§ Challenge
Find the string "arrow" in the data, then copy every line where it is found.

- - - - -

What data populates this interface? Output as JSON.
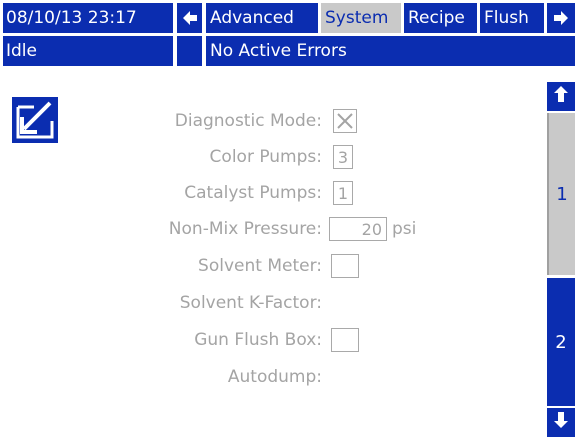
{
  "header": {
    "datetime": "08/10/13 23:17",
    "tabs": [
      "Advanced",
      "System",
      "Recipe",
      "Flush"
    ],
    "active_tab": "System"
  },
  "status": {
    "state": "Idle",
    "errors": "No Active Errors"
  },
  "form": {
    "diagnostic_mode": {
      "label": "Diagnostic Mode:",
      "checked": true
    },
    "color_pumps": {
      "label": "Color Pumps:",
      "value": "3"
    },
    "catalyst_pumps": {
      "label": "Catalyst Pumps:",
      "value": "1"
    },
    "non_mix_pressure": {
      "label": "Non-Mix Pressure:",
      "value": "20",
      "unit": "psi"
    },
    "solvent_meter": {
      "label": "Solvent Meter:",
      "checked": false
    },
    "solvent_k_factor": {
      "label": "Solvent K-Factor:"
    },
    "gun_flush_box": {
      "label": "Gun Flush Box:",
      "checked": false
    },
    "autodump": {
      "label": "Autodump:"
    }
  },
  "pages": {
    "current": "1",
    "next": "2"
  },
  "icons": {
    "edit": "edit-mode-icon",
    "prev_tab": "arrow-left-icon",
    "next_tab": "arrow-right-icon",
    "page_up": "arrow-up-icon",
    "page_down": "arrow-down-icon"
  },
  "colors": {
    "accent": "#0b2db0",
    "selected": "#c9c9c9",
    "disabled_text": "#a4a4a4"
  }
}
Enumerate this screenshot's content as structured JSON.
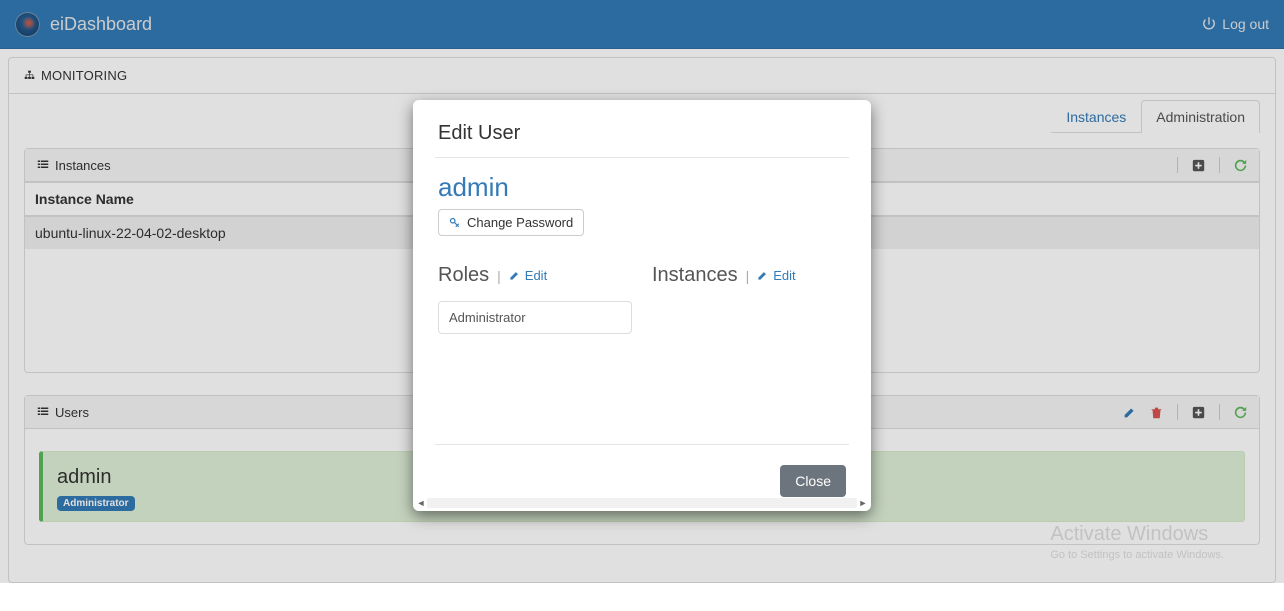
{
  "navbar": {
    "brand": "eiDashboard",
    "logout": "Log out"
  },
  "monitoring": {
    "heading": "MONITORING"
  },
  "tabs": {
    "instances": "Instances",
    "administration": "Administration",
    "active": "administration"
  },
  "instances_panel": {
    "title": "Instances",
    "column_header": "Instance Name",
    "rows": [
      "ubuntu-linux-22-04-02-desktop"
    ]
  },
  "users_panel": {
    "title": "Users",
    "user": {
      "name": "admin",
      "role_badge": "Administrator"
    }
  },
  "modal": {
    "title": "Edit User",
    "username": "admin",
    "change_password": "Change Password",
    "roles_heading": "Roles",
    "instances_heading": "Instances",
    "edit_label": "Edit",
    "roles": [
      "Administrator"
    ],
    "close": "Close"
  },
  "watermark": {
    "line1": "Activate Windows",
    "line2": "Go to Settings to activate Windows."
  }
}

- - - - -

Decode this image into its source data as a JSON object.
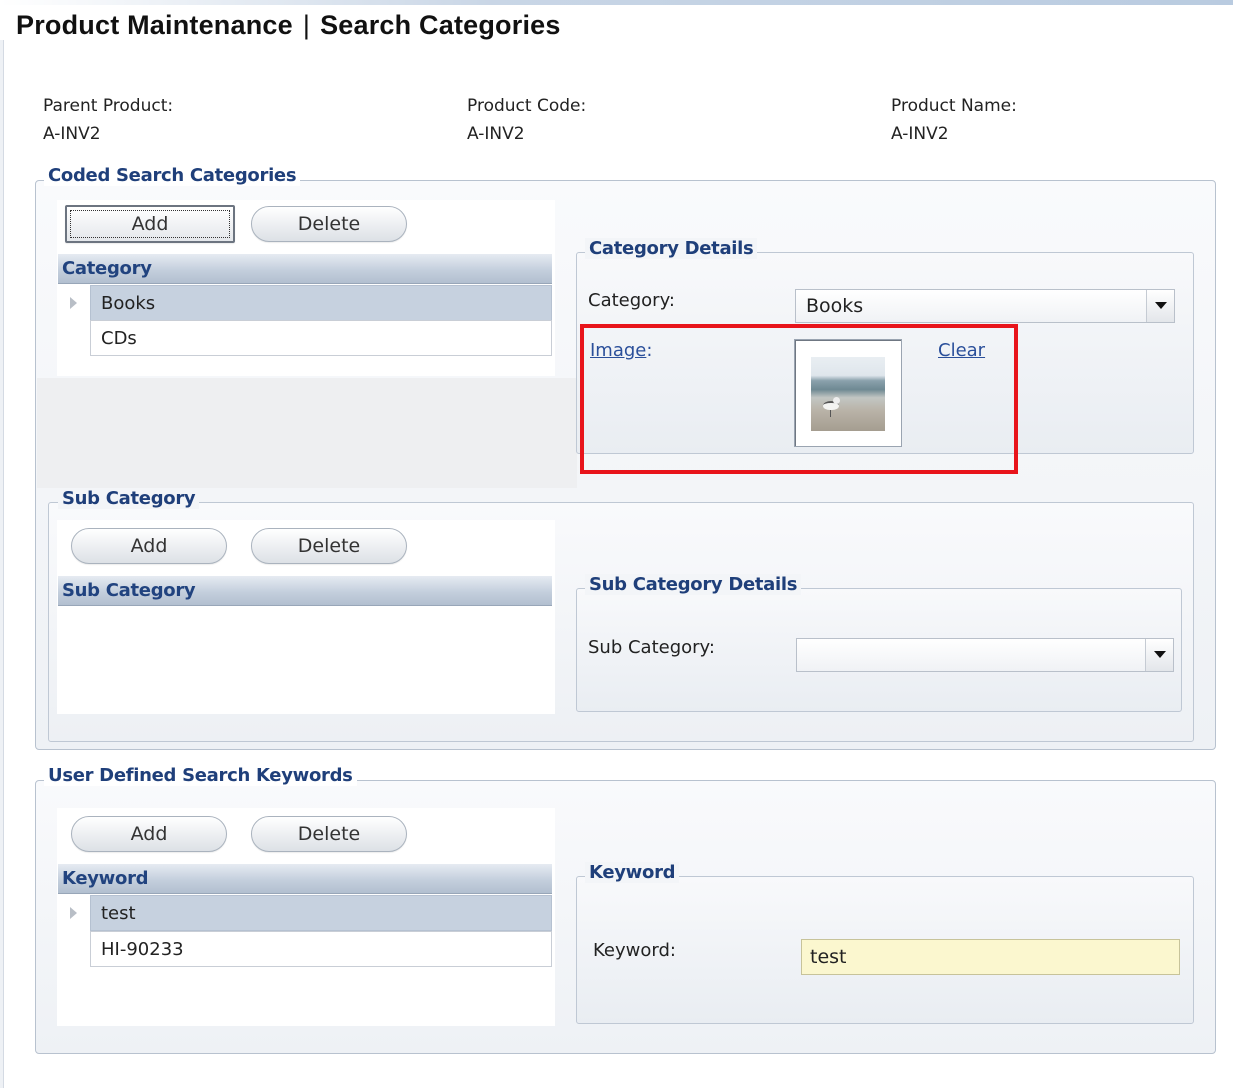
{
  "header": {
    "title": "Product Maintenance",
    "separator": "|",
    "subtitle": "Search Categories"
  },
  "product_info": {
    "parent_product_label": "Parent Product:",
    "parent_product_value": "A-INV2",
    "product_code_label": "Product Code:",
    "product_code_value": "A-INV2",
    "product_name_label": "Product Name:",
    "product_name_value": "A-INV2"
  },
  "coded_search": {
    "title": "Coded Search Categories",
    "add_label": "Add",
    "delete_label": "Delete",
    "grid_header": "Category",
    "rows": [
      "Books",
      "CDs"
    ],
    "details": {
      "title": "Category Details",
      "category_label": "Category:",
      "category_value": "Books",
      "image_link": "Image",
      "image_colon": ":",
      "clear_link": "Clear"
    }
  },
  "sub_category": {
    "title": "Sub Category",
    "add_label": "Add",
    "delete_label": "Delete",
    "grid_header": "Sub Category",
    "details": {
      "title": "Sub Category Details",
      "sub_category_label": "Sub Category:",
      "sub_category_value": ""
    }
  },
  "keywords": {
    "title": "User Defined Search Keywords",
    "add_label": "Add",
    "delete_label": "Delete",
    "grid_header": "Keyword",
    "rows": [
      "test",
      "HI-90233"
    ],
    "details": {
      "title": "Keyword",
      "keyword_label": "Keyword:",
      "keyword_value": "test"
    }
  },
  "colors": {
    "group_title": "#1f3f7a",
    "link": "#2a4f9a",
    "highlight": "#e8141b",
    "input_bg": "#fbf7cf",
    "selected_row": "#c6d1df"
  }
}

- - - - -

§ Finished answer
    "prev_tab": "arrow-left-icon",
    "next_tab": "arrow-right-icon",
    "page_up": "arrow-up-icon",
    "page_down": "arrow-down-icon"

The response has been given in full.